- Exercise instructions: Write out all entries word for word.

━━━━━ Data for the task ━━━━━

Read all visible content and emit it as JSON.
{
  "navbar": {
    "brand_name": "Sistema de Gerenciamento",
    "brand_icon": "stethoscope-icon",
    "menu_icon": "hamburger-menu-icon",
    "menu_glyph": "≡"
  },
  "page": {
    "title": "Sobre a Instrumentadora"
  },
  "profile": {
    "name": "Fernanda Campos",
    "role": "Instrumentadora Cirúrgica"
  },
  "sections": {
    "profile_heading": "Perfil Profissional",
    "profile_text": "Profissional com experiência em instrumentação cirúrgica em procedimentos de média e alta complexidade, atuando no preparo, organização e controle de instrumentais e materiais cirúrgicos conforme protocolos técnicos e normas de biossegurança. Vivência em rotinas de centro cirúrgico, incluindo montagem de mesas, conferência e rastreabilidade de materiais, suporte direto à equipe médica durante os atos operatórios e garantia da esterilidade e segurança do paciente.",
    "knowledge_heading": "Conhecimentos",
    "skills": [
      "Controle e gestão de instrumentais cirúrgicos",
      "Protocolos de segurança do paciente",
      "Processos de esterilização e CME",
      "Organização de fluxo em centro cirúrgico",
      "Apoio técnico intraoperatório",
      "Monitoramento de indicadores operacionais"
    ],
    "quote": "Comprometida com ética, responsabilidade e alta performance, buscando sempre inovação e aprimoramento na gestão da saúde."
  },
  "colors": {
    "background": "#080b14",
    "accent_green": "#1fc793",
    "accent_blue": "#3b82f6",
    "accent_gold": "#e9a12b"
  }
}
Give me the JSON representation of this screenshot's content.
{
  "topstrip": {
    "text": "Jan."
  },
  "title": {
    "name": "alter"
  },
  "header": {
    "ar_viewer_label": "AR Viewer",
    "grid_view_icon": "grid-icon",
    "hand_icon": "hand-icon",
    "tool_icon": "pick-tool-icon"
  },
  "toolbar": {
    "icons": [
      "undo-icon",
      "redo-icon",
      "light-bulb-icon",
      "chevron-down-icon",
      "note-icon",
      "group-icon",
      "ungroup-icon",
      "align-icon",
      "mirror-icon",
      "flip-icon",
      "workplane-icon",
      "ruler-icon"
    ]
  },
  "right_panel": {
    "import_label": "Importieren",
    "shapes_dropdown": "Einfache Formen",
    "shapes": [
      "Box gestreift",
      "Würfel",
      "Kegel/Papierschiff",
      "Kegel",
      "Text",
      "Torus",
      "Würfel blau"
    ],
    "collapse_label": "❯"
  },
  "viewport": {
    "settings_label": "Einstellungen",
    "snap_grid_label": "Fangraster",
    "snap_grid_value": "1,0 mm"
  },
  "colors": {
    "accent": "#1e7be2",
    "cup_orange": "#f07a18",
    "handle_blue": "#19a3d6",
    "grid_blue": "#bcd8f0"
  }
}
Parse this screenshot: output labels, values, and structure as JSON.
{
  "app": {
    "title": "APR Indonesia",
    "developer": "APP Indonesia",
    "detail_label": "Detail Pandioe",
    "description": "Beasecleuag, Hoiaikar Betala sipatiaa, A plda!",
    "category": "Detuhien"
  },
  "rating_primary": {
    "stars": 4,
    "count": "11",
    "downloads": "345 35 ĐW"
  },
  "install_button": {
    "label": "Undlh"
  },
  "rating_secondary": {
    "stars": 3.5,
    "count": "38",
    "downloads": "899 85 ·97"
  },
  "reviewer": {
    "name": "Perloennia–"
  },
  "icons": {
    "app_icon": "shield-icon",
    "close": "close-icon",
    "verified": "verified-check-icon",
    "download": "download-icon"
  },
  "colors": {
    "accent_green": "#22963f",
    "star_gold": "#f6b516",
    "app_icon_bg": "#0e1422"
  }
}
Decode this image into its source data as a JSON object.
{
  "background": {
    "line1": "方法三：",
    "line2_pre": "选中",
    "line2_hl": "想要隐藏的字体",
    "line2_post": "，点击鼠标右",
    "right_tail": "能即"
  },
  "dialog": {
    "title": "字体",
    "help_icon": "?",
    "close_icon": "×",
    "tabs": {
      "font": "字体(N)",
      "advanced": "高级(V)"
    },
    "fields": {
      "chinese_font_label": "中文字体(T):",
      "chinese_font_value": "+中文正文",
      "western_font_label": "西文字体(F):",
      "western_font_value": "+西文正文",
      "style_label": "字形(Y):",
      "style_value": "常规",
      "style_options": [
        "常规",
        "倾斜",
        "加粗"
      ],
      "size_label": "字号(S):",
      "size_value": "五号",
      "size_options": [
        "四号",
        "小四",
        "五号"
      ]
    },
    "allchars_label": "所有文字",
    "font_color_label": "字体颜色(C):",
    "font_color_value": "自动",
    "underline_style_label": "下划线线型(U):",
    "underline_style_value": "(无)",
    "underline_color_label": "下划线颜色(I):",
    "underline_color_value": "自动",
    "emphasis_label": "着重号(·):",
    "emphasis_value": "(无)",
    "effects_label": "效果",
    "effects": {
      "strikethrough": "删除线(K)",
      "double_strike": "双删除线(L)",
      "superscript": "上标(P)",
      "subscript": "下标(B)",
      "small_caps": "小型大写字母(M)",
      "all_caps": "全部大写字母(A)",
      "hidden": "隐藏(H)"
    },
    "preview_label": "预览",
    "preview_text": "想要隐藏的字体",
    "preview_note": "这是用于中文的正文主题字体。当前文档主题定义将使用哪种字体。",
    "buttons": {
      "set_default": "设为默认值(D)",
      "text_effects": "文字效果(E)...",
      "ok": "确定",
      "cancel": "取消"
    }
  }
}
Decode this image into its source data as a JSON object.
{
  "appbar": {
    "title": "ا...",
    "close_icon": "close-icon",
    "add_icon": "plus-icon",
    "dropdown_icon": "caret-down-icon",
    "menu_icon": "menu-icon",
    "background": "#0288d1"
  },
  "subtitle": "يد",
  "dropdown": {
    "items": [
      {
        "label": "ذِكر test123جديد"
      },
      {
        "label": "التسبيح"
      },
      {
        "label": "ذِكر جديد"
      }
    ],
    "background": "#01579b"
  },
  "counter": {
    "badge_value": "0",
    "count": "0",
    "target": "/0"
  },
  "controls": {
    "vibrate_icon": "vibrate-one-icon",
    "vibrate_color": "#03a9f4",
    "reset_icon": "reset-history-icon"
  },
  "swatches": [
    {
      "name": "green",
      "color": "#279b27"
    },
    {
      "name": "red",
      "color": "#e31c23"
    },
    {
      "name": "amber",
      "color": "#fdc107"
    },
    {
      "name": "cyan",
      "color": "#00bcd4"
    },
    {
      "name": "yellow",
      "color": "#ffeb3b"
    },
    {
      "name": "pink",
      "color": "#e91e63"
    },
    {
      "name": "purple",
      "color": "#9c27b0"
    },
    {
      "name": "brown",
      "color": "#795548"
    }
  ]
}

━━━━━

- Exercise response:
Read all visible content and emit it as JSON.
{
  "navbar": {
    "brand_name": "Sistema de Gerenciamento",
    "brand_icon": "stethoscope-icon",
    "menu_icon": "hamburger-menu-icon",
    "menu_glyph": "≡"
  },
  "page": {
    "title": "Sobre a Instrumentadora"
  },
  "profile": {
    "name": "Fernanda Campos",
    "role": "Instrumentadora Cirúrgica"
  },
  "sections": {
    "profile_heading": "Perfil Profissional",
    "profile_text": "Profissional com experiência em instrumentação cirúrgica em procedimentos de média e alta complexidade, atuando no preparo, organização e controle de instrumentais e materiais cirúrgicos conforme protocolos técnicos e normas de biossegurança. Vivência em rotinas de centro cirúrgico, incluindo montagem de mesas, conferência e rastreabilidade de materiais, suporte direto à equipe médica durante os atos operatórios e garantia da esterilidade e segurança do paciente.",
    "knowledge_heading": "Conhecimentos",
    "skills": [
      "Controle e gestão de instrumentais cirúrgicos",
      "Protocolos de segurança do paciente",
      "Processos de esterilização e CME",
      "Organização de fluxo em centro cirúrgico",
      "Apoio técnico intraoperatório",
      "Monitoramento de indicadores operacionais"
    ],
    "quote": "Comprometida com ética, responsabilidade e alta performance, buscando sempre inovação e aprimoramento na gestão da saúde."
  },
  "colors": {
    "background": "#080b14",
    "accent_green": "#1fc793",
    "accent_blue": "#3b82f6",
    "accent_gold": "#e9a12b"
  }
}
Give me the JSON representation of this screenshot's content.
{
  "topstrip": {
    "text": "Jan."
  },
  "title": {
    "name": "alter"
  },
  "header": {
    "ar_viewer_label": "AR Viewer",
    "grid_view_icon": "grid-icon",
    "hand_icon": "hand-icon",
    "tool_icon": "pick-tool-icon"
  },
  "toolbar": {
    "icons": [
      "undo-icon",
      "redo-icon",
      "light-bulb-icon",
      "chevron-down-icon",
      "note-icon",
      "group-icon",
      "ungroup-icon",
      "align-icon",
      "mirror-icon",
      "flip-icon",
      "workplane-icon",
      "ruler-icon"
    ]
  },
  "right_panel": {
    "import_label": "Importieren",
    "shapes_dropdown": "Einfache Formen",
    "shapes": [
      "Box gestreift",
      "Würfel",
      "Kegel/Papierschiff",
      "Kegel",
      "Text",
      "Torus",
      "Würfel blau"
    ],
    "collapse_label": "❯"
  },
  "viewport": {
    "settings_label": "Einstellungen",
    "snap_grid_label": "Fangraster",
    "snap_grid_value": "1,0 mm"
  },
  "colors": {
    "accent": "#1e7be2",
    "cup_orange": "#f07a18",
    "handle_blue": "#19a3d6",
    "grid_blue": "#bcd8f0"
  }
}
Parse this screenshot: output labels, values, and structure as JSON.
{
  "app": {
    "title": "APR Indonesia",
    "developer": "APP Indonesia",
    "detail_label": "Detail Pandioe",
    "description": "Beasecleuag, Hoiaikar Betala sipatiaa, A plda!",
    "category": "Detuhien"
  },
  "rating_primary": {
    "stars": 4,
    "count": "11",
    "downloads": "345 35 ĐW"
  },
  "install_button": {
    "label": "Undlh"
  },
  "rating_secondary": {
    "stars": 3.5,
    "count": "38",
    "downloads": "899 85 ·97"
  },
  "reviewer": {
    "name": "Perloennia–"
  },
  "icons": {
    "app_icon": "shield-icon",
    "close": "close-icon",
    "verified": "verified-check-icon",
    "download": "download-icon"
  },
  "colors": {
    "accent_green": "#22963f",
    "star_gold": "#f6b516",
    "app_icon_bg": "#0e1422"
  }
}
Decode this image into its source data as a JSON object.
{
  "background": {
    "line1": "方法三：",
    "line2_pre": "选中",
    "line2_hl": "想要隐藏的字体",
    "line2_post": "，点击鼠标右",
    "right_tail": "能即"
  },
  "dialog": {
    "title": "字体",
    "help_icon": "?",
    "close_icon": "×",
    "tabs": {
      "font": "字体(N)",
      "advanced": "高级(V)"
    },
    "fields": {
      "chinese_font_label": "中文字体(T):",
      "chinese_font_value": "+中文正文",
      "western_font_label": "西文字体(F):",
      "western_font_value": "+西文正文",
      "style_label": "字形(Y):",
      "style_value": "常规",
      "style_options": [
        "常规",
        "倾斜",
        "加粗"
      ],
      "size_label": "字号(S):",
      "size_value": "五号",
      "size_options": [
        "四号",
        "小四",
        "五号"
      ]
    },
    "allchars_label": "所有文字",
    "font_color_label": "字体颜色(C):",
    "font_color_value": "自动",
    "underline_style_label": "下划线线型(U):",
    "underline_style_value": "(无)",
    "underline_color_label": "下划线颜色(I):",
    "underline_color_value": "自动",
    "emphasis_label": "着重号(·):",
    "emphasis_value": "(无)",
    "effects_label": "效果",
    "effects": {
      "strikethrough": "删除线(K)",
      "double_strike": "双删除线(L)",
      "superscript": "上标(P)",
      "subscript": "下标(B)",
      "small_caps": "小型大写字母(M)",
      "all_caps": "全部大写字母(A)",
      "hidden": "隐藏(H)"
    },
    "preview_label": "预览",
    "preview_text": "想要隐藏的字体",
    "preview_note": "这是用于中文的正文主题字体。当前文档主题定义将使用哪种字体。",
    "buttons": {
      "set_default": "设为默认值(D)",
      "text_effects": "文字效果(E)...",
      "ok": "确定",
      "cancel": "取消"
    }
  }
}
Decode this image into its source data as a JSON object.
{
  "appbar": {
    "title": "ا...",
    "close_icon": "close-icon",
    "add_icon": "plus-icon",
    "dropdown_icon": "caret-down-icon",
    "menu_icon": "menu-icon",
    "background": "#0288d1"
  },
  "subtitle": "يد",
  "dropdown": {
    "items": [
      {
        "label": "ذِكر test123جديد"
      },
      {
        "label": "التسبيح"
      },
      {
        "label": "ذِكر جديد"
      }
    ],
    "background": "#01579b"
  },
  "counter": {
    "badge_value": "0",
    "count": "0",
    "target": "/0"
  },
  "controls": {
    "vibrate_icon": "vibrate-one-icon",
    "vibrate_color": "#03a9f4",
    "reset_icon": "reset-history-icon"
  },
  "swatches": [
    {
      "name": "green",
      "color": "#279b27"
    },
    {
      "name": "red",
      "color": "#e31c23"
    },
    {
      "name": "amber",
      "color": "#fdc107"
    },
    {
      "name": "cyan",
      "color": "#00bcd4"
    },
    {
      "name": "yellow",
      "color": "#ffeb3b"
    },
    {
      "name": "pink",
      "color": "#e91e63"
    },
    {
      "name": "purple",
      "color": "#9c27b0"
    },
    {
      "name": "brown",
      "color": "#795548"
    }
  ]
}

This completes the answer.